> **GOAL OF THE EXERCISE**
Return the data below unaltered, but strip out the pictures.

[Extracted records]
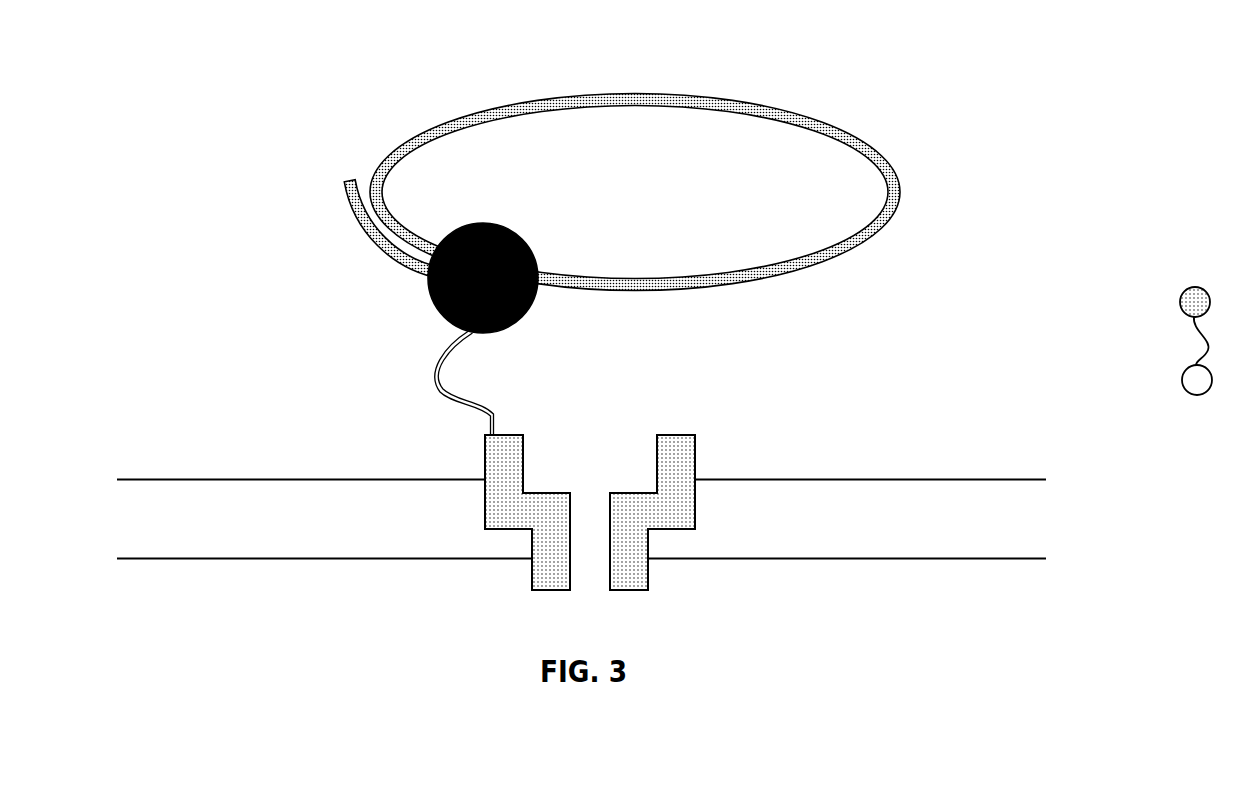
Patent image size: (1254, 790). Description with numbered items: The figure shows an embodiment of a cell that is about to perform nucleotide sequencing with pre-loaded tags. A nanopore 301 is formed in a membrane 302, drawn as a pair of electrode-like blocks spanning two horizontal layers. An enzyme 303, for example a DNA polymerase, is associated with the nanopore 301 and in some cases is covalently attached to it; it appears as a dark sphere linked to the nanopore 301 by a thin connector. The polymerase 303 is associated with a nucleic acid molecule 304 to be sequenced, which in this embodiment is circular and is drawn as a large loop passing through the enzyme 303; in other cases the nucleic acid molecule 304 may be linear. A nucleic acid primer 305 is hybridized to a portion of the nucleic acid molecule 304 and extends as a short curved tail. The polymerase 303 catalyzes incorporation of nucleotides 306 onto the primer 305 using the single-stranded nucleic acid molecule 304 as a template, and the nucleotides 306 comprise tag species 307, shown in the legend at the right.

The nanopore 301 is at (676, 434).
The membrane 302 is at (772, 480).
The enzyme 303 is at (429, 288).
The nucleic acid molecule 304 is at (810, 118).
The nucleic acid primer 305 is at (345, 199).
The nucleotides 306 is at (1200, 287).
The tag species 307 is at (1198, 395).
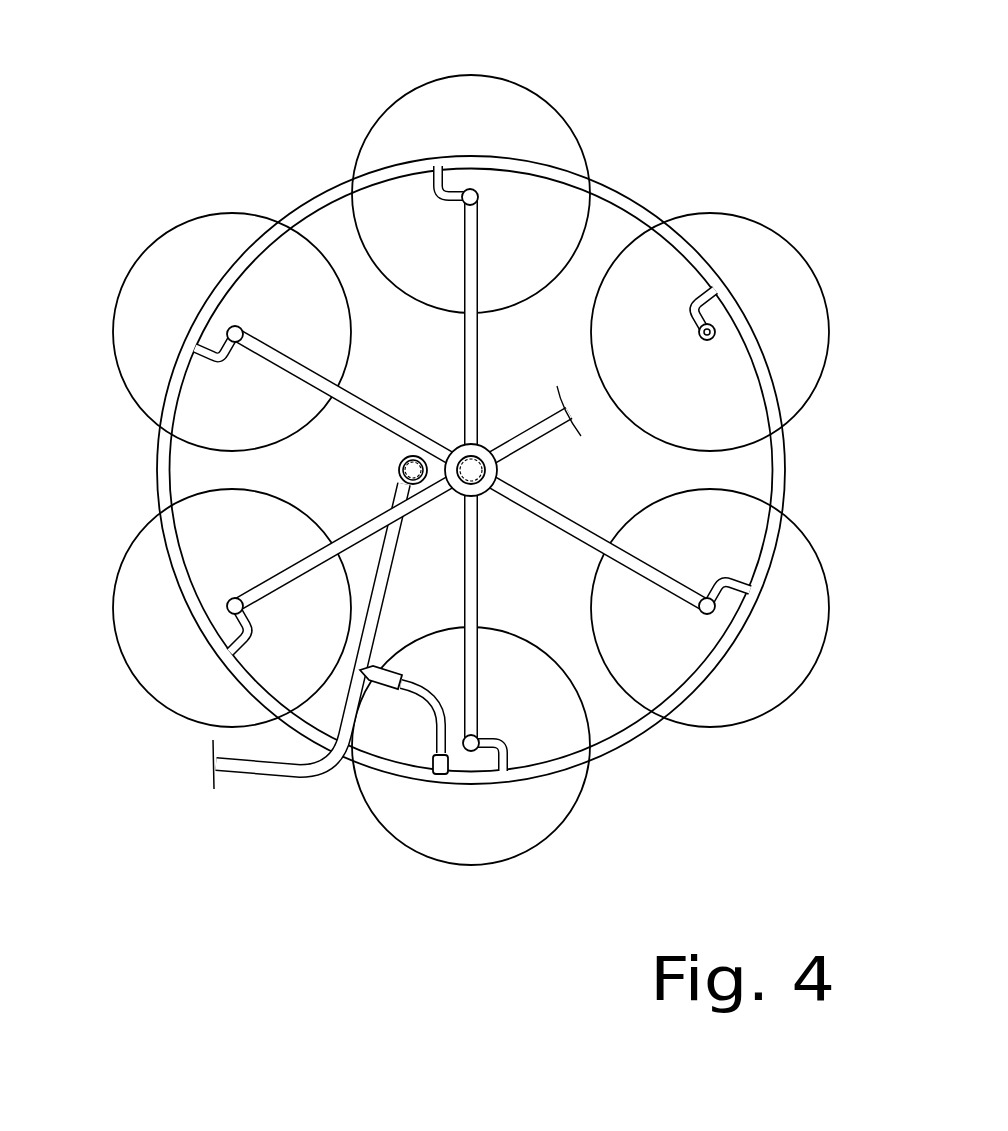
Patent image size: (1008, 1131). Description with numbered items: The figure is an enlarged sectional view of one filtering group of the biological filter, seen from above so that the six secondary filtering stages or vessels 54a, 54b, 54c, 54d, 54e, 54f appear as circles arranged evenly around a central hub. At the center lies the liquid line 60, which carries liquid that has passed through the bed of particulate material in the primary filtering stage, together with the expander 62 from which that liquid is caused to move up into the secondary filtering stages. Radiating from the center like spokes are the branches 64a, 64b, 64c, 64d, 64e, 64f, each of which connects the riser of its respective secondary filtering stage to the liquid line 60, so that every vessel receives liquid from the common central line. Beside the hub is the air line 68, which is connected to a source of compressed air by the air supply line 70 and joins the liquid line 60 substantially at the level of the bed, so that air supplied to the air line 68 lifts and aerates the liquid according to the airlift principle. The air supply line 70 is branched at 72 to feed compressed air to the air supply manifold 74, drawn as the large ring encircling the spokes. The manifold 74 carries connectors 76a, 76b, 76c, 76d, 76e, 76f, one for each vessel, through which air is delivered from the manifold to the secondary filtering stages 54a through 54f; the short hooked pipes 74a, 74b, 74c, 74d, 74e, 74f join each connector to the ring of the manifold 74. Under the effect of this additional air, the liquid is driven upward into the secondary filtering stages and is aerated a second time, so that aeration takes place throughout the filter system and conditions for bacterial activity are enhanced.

The secondary filtering stage 54a is at (776, 258).
The secondary filtering stage 54b is at (805, 607).
The secondary filtering stage 54c is at (558, 800).
The secondary filtering stage 54d is at (148, 640).
The secondary filtering stage 54e is at (152, 322).
The secondary filtering stage 54f is at (530, 119).
The liquid line 60 is at (477, 470).
The expander 62 is at (498, 473).
The branch 64a is at (582, 295).
The branch 64b is at (698, 538).
The branch 64c is at (478, 592).
The branch 64d is at (266, 538).
The branch 64e is at (267, 277).
The branch 64f is at (306, 247).
The air line 68 is at (399, 467).
The air supply line 70 is at (243, 767).
The branch 72 is at (345, 775).
The air supply manifold 74 is at (333, 197).
The branch conduit 74a is at (745, 227).
The branch conduit 74b is at (727, 583).
The branch conduit 74c is at (524, 832).
The branch conduit 74d is at (170, 723).
The branch conduit 74e is at (143, 384).
The branch conduit 74f is at (391, 105).
The connector 76a is at (713, 330).
The connector 76b is at (710, 607).
The connector 76c is at (473, 750).
The connector 76d is at (232, 610).
The connector 76e is at (230, 333).
The connector 76f is at (469, 192).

> **EXERCISE RESPONSE**
Patent image size: (1254, 790). Description with numbered items: The figure shows an embodiment of a cell that is about to perform nucleotide sequencing with pre-loaded tags. A nanopore 301 is formed in a membrane 302, drawn as a pair of electrode-like blocks spanning two horizontal layers. An enzyme 303, for example a DNA polymerase, is associated with the nanopore 301 and in some cases is covalently attached to it; it appears as a dark sphere linked to the nanopore 301 by a thin connector. The polymerase 303 is associated with a nucleic acid molecule 304 to be sequenced, which in this embodiment is circular and is drawn as a large loop passing through the enzyme 303; in other cases the nucleic acid molecule 304 may be linear. A nucleic acid primer 305 is hybridized to a portion of the nucleic acid molecule 304 and extends as a short curved tail. The polymerase 303 catalyzes incorporation of nucleotides 306 onto the primer 305 using the single-stranded nucleic acid molecule 304 as a template, and the nucleotides 306 comprise tag species 307, shown in the legend at the right.

The nanopore 301 is at (676, 434).
The membrane 302 is at (772, 480).
The enzyme 303 is at (429, 288).
The nucleic acid molecule 304 is at (810, 118).
The nucleic acid primer 305 is at (345, 199).
The nucleotides 306 is at (1200, 287).
The tag species 307 is at (1198, 395).
Patent image size: (1008, 1131). Description with numbered items: The figure is an enlarged sectional view of one filtering group of the biological filter, seen from above so that the six secondary filtering stages or vessels 54a, 54b, 54c, 54d, 54e, 54f appear as circles arranged evenly around a central hub. At the center lies the liquid line 60, which carries liquid that has passed through the bed of particulate material in the primary filtering stage, together with the expander 62 from which that liquid is caused to move up into the secondary filtering stages. Radiating from the center like spokes are the branches 64a, 64b, 64c, 64d, 64e, 64f, each of which connects the riser of its respective secondary filtering stage to the liquid line 60, so that every vessel receives liquid from the common central line. Beside the hub is the air line 68, which is connected to a source of compressed air by the air supply line 70 and joins the liquid line 60 substantially at the level of the bed, so that air supplied to the air line 68 lifts and aerates the liquid according to the airlift principle. The air supply line 70 is branched at 72 to feed compressed air to the air supply manifold 74, drawn as the large ring encircling the spokes. The manifold 74 carries connectors 76a, 76b, 76c, 76d, 76e, 76f, one for each vessel, through which air is delivered from the manifold to the secondary filtering stages 54a through 54f; the short hooked pipes 74a, 74b, 74c, 74d, 74e, 74f join each connector to the ring of the manifold 74. Under the effect of this additional air, the liquid is driven upward into the secondary filtering stages and is aerated a second time, so that aeration takes place throughout the filter system and conditions for bacterial activity are enhanced.

The secondary filtering stage 54a is at (776, 258).
The secondary filtering stage 54b is at (805, 607).
The secondary filtering stage 54c is at (558, 800).
The secondary filtering stage 54d is at (148, 640).
The secondary filtering stage 54e is at (152, 322).
The secondary filtering stage 54f is at (530, 119).
The liquid line 60 is at (477, 470).
The expander 62 is at (498, 473).
The branch 64a is at (582, 295).
The branch 64b is at (698, 538).
The branch 64c is at (478, 592).
The branch 64d is at (266, 538).
The branch 64e is at (267, 277).
The branch 64f is at (306, 247).
The air line 68 is at (399, 467).
The air supply line 70 is at (243, 767).
The branch 72 is at (345, 775).
The air supply manifold 74 is at (333, 197).
The branch conduit 74a is at (745, 227).
The branch conduit 74b is at (727, 583).
The branch conduit 74c is at (524, 832).
The branch conduit 74d is at (170, 723).
The branch conduit 74e is at (143, 384).
The branch conduit 74f is at (391, 105).
The connector 76a is at (713, 330).
The connector 76b is at (710, 607).
The connector 76c is at (473, 750).
The connector 76d is at (232, 610).
The connector 76e is at (230, 333).
The connector 76f is at (469, 192).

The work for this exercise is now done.